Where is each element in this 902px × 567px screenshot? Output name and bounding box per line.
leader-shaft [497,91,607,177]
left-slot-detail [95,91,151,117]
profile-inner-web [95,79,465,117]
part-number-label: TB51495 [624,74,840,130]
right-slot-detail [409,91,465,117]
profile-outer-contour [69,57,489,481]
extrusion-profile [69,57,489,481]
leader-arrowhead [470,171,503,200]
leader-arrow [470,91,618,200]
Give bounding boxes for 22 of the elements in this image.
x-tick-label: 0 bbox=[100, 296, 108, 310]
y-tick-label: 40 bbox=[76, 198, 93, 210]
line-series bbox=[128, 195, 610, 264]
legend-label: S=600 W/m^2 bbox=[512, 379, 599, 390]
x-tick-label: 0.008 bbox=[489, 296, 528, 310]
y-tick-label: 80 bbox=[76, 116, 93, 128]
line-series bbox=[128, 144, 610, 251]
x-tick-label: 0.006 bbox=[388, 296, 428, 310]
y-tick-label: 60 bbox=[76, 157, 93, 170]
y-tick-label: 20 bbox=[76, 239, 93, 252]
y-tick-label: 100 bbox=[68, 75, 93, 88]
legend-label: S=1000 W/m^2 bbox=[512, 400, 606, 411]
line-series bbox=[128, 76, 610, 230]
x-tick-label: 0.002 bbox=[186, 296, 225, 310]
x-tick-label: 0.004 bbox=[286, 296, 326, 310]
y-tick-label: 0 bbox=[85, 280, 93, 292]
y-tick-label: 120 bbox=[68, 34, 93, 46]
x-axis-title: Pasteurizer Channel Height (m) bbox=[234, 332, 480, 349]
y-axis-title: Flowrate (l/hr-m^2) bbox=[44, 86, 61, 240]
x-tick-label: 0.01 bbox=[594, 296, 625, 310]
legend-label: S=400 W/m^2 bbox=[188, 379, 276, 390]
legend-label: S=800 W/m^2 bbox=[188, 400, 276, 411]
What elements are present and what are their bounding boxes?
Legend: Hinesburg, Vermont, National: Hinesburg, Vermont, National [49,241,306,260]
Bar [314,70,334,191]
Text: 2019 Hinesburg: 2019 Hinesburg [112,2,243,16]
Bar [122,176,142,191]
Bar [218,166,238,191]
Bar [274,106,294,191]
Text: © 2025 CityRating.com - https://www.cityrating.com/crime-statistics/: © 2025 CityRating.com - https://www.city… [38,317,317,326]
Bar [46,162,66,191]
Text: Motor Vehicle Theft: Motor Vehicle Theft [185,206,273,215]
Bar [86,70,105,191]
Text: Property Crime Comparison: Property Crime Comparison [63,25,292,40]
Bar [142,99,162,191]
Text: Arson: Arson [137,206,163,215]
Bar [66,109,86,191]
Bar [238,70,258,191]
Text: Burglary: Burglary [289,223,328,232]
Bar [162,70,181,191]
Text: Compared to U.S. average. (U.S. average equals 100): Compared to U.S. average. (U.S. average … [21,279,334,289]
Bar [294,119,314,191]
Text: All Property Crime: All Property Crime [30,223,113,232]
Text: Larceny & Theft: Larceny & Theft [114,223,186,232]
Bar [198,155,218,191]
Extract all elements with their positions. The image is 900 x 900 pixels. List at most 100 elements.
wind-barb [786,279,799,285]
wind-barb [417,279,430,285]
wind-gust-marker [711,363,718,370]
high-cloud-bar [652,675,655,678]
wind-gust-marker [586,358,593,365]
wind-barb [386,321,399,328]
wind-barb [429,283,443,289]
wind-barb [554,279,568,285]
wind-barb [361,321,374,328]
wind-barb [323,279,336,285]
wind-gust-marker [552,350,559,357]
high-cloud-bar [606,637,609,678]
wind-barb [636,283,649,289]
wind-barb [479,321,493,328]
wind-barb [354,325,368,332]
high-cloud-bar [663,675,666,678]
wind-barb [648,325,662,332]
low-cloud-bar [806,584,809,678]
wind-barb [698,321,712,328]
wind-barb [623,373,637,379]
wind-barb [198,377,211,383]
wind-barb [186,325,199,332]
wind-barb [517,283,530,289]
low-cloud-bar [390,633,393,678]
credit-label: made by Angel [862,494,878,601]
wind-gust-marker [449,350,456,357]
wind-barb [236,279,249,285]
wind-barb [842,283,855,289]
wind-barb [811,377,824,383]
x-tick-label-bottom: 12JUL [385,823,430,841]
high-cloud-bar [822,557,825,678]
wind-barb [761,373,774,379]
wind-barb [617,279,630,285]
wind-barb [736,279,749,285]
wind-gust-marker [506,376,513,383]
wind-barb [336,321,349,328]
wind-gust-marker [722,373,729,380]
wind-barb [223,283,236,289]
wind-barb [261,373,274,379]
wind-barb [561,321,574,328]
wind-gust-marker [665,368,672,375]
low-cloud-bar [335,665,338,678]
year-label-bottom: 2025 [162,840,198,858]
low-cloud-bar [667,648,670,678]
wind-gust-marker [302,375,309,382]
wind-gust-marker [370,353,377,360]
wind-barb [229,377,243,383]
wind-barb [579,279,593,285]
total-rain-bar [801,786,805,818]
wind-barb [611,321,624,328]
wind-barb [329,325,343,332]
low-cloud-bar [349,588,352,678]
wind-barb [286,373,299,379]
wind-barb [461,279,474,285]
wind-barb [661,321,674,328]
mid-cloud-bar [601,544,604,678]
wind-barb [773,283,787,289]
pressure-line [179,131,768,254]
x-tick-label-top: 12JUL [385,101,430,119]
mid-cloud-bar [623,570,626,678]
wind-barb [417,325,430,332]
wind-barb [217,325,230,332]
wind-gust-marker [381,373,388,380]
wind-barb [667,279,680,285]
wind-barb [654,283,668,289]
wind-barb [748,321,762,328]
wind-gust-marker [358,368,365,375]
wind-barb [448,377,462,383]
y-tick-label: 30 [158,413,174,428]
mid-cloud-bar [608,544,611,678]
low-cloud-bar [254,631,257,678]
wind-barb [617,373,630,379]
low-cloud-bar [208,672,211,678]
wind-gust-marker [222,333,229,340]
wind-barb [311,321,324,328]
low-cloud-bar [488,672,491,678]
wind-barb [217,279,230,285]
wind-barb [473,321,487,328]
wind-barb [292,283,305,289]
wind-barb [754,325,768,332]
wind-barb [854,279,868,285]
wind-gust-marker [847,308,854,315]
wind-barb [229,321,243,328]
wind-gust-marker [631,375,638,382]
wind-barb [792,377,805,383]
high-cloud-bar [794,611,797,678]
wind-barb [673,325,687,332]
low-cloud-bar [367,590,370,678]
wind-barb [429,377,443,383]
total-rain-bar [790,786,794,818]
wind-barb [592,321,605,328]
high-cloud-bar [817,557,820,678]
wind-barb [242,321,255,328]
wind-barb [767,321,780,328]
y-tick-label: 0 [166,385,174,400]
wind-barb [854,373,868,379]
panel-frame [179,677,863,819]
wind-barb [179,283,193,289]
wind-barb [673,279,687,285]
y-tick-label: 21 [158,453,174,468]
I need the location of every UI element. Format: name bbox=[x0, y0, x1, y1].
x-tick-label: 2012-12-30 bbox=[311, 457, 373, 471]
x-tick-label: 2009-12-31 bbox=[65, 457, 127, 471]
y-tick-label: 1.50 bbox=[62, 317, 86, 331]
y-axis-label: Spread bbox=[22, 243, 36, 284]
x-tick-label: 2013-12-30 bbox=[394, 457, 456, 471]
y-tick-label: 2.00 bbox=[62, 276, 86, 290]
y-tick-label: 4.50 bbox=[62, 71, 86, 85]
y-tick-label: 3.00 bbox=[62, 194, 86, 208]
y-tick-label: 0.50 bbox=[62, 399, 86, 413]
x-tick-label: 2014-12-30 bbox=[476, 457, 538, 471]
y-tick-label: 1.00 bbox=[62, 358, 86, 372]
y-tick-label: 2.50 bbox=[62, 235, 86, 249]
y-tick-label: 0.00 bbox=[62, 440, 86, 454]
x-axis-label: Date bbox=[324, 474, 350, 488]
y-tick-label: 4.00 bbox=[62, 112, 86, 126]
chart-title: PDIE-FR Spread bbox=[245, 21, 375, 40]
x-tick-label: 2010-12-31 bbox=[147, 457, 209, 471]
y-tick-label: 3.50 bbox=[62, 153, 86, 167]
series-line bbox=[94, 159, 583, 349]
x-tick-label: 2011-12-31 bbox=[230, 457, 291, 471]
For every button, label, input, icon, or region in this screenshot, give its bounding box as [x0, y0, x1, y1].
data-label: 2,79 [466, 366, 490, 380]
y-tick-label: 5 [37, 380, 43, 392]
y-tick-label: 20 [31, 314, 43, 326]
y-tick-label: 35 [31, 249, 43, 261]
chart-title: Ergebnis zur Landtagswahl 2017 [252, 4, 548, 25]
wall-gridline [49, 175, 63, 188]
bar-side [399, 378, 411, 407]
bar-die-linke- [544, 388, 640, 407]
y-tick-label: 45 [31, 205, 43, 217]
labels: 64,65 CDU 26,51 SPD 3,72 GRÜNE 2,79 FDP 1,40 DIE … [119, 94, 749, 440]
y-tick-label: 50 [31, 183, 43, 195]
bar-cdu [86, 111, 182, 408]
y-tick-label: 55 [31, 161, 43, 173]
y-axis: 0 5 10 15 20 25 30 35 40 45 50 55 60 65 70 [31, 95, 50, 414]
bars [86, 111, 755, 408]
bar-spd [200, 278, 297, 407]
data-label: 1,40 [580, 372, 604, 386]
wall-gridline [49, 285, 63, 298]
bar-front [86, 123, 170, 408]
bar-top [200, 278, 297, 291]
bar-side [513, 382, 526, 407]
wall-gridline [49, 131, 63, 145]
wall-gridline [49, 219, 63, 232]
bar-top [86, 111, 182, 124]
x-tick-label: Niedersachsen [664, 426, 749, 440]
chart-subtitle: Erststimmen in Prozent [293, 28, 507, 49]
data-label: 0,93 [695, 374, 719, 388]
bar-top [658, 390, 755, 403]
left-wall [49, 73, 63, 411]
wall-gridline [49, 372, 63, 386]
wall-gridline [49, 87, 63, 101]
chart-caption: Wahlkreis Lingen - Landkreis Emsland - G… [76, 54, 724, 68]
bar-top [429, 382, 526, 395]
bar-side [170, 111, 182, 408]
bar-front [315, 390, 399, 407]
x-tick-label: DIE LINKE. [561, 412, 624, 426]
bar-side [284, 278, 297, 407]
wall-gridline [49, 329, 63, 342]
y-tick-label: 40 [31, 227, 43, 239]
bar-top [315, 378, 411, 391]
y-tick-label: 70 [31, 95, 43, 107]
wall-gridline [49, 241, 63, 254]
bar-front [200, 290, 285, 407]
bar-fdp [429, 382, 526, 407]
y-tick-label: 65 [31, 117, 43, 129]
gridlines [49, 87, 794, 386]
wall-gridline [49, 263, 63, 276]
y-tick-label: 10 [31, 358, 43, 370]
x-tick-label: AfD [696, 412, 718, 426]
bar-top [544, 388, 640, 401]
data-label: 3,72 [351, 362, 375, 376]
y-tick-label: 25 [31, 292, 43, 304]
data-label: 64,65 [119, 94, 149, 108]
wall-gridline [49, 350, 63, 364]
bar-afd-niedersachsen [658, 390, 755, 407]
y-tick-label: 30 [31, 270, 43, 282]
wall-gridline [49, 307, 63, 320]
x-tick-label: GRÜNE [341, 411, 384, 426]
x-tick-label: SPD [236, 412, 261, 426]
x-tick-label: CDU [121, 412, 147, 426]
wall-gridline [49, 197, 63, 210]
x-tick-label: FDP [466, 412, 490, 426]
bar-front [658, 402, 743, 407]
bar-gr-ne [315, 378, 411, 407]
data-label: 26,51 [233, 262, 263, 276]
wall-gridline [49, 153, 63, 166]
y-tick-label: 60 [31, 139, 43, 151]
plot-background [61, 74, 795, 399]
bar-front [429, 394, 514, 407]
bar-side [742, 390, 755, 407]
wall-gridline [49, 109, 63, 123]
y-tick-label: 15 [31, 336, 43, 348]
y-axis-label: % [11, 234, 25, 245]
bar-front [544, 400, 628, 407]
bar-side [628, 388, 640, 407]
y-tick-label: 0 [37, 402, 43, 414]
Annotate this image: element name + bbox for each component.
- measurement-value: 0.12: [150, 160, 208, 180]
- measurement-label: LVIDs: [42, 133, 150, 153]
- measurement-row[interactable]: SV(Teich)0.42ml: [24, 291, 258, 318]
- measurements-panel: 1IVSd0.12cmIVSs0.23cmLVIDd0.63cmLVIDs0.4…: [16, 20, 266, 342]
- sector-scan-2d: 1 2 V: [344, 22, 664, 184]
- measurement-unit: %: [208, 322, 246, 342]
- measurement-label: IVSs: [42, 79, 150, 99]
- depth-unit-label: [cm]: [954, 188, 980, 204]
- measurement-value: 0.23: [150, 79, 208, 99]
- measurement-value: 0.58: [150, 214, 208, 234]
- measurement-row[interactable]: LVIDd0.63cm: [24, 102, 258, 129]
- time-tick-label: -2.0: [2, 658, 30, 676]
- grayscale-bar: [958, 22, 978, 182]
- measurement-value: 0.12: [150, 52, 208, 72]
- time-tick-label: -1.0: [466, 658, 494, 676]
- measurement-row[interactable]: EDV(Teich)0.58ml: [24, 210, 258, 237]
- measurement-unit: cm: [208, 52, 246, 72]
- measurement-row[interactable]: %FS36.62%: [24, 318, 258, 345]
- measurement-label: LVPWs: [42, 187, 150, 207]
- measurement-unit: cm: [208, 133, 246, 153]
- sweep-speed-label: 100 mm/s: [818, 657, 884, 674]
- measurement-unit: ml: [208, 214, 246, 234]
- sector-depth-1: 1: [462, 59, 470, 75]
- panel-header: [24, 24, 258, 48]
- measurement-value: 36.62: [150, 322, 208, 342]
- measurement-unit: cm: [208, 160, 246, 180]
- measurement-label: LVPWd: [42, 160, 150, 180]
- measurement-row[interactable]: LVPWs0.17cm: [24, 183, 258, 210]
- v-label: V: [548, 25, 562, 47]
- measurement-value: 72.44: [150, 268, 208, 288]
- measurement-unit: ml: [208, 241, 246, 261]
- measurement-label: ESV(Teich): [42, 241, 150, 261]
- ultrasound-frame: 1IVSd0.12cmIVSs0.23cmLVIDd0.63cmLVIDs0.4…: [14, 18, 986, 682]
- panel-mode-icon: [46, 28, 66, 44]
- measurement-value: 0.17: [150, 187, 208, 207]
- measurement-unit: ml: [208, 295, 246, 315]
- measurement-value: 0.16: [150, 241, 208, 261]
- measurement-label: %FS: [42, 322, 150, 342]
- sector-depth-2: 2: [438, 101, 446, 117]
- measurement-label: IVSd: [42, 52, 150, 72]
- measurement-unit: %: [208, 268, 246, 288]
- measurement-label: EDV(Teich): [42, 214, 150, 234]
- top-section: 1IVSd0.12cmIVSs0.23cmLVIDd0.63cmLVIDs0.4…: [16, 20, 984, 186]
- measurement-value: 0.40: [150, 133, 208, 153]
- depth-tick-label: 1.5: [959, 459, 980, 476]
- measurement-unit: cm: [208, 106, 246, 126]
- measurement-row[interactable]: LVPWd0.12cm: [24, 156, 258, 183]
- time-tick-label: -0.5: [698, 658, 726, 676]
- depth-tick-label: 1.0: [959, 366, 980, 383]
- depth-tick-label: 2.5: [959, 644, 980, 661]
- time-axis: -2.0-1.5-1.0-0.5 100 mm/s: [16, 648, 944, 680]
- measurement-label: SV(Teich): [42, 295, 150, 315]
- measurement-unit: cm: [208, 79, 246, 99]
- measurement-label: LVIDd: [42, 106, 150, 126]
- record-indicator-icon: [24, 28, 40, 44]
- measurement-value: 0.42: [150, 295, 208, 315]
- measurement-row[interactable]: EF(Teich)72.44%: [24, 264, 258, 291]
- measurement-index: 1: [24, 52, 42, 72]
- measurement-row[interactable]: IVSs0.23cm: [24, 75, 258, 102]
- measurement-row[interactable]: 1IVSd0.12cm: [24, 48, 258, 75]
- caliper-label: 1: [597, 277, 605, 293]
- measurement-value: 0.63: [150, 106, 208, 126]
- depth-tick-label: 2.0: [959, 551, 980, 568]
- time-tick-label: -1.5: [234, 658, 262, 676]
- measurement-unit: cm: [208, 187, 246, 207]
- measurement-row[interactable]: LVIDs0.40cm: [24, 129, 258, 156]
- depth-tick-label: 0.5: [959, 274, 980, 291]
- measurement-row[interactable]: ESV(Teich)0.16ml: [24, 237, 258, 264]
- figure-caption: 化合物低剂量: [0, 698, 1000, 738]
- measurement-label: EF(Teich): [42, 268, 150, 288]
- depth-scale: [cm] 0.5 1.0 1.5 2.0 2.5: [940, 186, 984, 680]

§ Permintaan: Tuliskan lagi baris-baris daftar di atas tanpa diubah sedikit pun, dari baris paling awal sampai baris yang berisi "right-slot-detail [409,91,465,117]", termasuk baris itu sendiri.

§ Jawaban tertulis:
Where is each element in this 902px × 567px screenshot? Output name and bounding box per line.
leader-shaft [497,91,607,177]
left-slot-detail [95,91,151,117]
profile-inner-web [95,79,465,117]
part-number-label: TB51495 [624,74,840,130]
right-slot-detail [409,91,465,117]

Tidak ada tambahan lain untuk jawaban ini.